--- Records provided ---

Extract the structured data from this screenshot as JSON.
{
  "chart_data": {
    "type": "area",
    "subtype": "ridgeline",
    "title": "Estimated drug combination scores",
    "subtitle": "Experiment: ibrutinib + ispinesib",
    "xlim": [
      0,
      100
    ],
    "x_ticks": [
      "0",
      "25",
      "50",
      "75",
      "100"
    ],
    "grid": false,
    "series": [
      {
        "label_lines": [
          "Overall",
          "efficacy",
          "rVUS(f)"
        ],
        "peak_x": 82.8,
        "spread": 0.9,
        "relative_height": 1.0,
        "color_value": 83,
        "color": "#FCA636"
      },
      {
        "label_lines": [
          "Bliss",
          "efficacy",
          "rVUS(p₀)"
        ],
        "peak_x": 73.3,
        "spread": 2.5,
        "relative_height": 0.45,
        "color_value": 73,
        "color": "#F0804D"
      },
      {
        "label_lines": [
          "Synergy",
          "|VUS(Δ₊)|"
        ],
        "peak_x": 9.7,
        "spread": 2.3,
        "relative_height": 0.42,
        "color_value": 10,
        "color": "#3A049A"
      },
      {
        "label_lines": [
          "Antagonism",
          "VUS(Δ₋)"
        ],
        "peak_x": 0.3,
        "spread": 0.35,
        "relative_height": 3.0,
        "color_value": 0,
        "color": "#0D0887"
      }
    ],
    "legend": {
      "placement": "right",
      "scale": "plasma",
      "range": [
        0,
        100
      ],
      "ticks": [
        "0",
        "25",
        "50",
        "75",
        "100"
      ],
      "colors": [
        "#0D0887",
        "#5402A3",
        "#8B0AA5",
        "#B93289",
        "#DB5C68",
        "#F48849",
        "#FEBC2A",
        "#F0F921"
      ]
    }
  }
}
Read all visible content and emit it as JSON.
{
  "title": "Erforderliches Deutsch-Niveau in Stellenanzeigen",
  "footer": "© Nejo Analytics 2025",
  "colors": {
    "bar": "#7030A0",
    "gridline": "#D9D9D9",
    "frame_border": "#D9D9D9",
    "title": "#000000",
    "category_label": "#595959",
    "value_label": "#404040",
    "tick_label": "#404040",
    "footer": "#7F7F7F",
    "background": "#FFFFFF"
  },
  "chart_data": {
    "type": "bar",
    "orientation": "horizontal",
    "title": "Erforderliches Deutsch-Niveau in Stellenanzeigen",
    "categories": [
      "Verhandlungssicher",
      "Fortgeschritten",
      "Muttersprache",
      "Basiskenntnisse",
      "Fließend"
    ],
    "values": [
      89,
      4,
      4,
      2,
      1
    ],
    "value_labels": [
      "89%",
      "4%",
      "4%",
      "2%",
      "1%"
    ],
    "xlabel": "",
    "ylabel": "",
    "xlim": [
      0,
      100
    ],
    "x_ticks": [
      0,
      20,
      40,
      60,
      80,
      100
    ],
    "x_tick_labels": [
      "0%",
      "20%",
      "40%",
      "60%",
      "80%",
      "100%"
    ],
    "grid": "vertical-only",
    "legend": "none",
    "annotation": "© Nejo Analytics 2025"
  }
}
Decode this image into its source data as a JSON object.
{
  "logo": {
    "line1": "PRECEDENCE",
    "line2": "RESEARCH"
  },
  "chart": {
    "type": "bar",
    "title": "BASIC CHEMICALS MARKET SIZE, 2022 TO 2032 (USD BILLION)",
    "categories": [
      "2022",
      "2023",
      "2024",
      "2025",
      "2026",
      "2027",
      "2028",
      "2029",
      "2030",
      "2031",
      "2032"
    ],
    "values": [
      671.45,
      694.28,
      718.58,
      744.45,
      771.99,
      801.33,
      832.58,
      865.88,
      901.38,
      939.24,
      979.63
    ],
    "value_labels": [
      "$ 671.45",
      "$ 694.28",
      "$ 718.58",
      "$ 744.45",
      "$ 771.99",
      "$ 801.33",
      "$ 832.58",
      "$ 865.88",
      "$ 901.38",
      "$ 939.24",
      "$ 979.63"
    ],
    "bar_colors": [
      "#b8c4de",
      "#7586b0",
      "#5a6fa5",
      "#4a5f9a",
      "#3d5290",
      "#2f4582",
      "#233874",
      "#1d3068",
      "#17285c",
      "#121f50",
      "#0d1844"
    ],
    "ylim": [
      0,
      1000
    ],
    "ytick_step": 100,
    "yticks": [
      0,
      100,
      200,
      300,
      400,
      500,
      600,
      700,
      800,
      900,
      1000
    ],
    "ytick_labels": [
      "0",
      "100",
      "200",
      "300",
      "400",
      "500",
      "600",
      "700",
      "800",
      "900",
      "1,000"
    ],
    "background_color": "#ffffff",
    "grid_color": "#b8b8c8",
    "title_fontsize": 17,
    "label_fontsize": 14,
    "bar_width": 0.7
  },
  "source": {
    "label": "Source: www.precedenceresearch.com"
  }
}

---

--- Short task ---
Reproduce the listing in full. Keep it exactly as written.

--- Complete response ---
Extract the structured data from this screenshot as JSON.
{
  "chart_data": {
    "type": "area",
    "subtype": "ridgeline",
    "title": "Estimated drug combination scores",
    "subtitle": "Experiment: ibrutinib + ispinesib",
    "xlim": [
      0,
      100
    ],
    "x_ticks": [
      "0",
      "25",
      "50",
      "75",
      "100"
    ],
    "grid": false,
    "series": [
      {
        "label_lines": [
          "Overall",
          "efficacy",
          "rVUS(f)"
        ],
        "peak_x": 82.8,
        "spread": 0.9,
        "relative_height": 1.0,
        "color_value": 83,
        "color": "#FCA636"
      },
      {
        "label_lines": [
          "Bliss",
          "efficacy",
          "rVUS(p₀)"
        ],
        "peak_x": 73.3,
        "spread": 2.5,
        "relative_height": 0.45,
        "color_value": 73,
        "color": "#F0804D"
      },
      {
        "label_lines": [
          "Synergy",
          "|VUS(Δ₊)|"
        ],
        "peak_x": 9.7,
        "spread": 2.3,
        "relative_height": 0.42,
        "color_value": 10,
        "color": "#3A049A"
      },
      {
        "label_lines": [
          "Antagonism",
          "VUS(Δ₋)"
        ],
        "peak_x": 0.3,
        "spread": 0.35,
        "relative_height": 3.0,
        "color_value": 0,
        "color": "#0D0887"
      }
    ],
    "legend": {
      "placement": "right",
      "scale": "plasma",
      "range": [
        0,
        100
      ],
      "ticks": [
        "0",
        "25",
        "50",
        "75",
        "100"
      ],
      "colors": [
        "#0D0887",
        "#5402A3",
        "#8B0AA5",
        "#B93289",
        "#DB5C68",
        "#F48849",
        "#FEBC2A",
        "#F0F921"
      ]
    }
  }
}
Read all visible content and emit it as JSON.
{
  "title": "Erforderliches Deutsch-Niveau in Stellenanzeigen",
  "footer": "© Nejo Analytics 2025",
  "colors": {
    "bar": "#7030A0",
    "gridline": "#D9D9D9",
    "frame_border": "#D9D9D9",
    "title": "#000000",
    "category_label": "#595959",
    "value_label": "#404040",
    "tick_label": "#404040",
    "footer": "#7F7F7F",
    "background": "#FFFFFF"
  },
  "chart_data": {
    "type": "bar",
    "orientation": "horizontal",
    "title": "Erforderliches Deutsch-Niveau in Stellenanzeigen",
    "categories": [
      "Verhandlungssicher",
      "Fortgeschritten",
      "Muttersprache",
      "Basiskenntnisse",
      "Fließend"
    ],
    "values": [
      89,
      4,
      4,
      2,
      1
    ],
    "value_labels": [
      "89%",
      "4%",
      "4%",
      "2%",
      "1%"
    ],
    "xlabel": "",
    "ylabel": "",
    "xlim": [
      0,
      100
    ],
    "x_ticks": [
      0,
      20,
      40,
      60,
      80,
      100
    ],
    "x_tick_labels": [
      "0%",
      "20%",
      "40%",
      "60%",
      "80%",
      "100%"
    ],
    "grid": "vertical-only",
    "legend": "none",
    "annotation": "© Nejo Analytics 2025"
  }
}
Decode this image into its source data as a JSON object.
{
  "logo": {
    "line1": "PRECEDENCE",
    "line2": "RESEARCH"
  },
  "chart": {
    "type": "bar",
    "title": "BASIC CHEMICALS MARKET SIZE, 2022 TO 2032 (USD BILLION)",
    "categories": [
      "2022",
      "2023",
      "2024",
      "2025",
      "2026",
      "2027",
      "2028",
      "2029",
      "2030",
      "2031",
      "2032"
    ],
    "values": [
      671.45,
      694.28,
      718.58,
      744.45,
      771.99,
      801.33,
      832.58,
      865.88,
      901.38,
      939.24,
      979.63
    ],
    "value_labels": [
      "$ 671.45",
      "$ 694.28",
      "$ 718.58",
      "$ 744.45",
      "$ 771.99",
      "$ 801.33",
      "$ 832.58",
      "$ 865.88",
      "$ 901.38",
      "$ 939.24",
      "$ 979.63"
    ],
    "bar_colors": [
      "#b8c4de",
      "#7586b0",
      "#5a6fa5",
      "#4a5f9a",
      "#3d5290",
      "#2f4582",
      "#233874",
      "#1d3068",
      "#17285c",
      "#121f50",
      "#0d1844"
    ],
    "ylim": [
      0,
      1000
    ],
    "ytick_step": 100,
    "yticks": [
      0,
      100,
      200,
      300,
      400,
      500,
      600,
      700,
      800,
      900,
      1000
    ],
    "ytick_labels": [
      "0",
      "100",
      "200",
      "300",
      "400",
      "500",
      "600",
      "700",
      "800",
      "900",
      "1,000"
    ],
    "background_color": "#ffffff",
    "grid_color": "#b8b8c8",
    "title_fontsize": 17,
    "label_fontsize": 14,
    "bar_width": 0.7
  },
  "source": {
    "label": "Source: www.precedenceresearch.com"
  }
}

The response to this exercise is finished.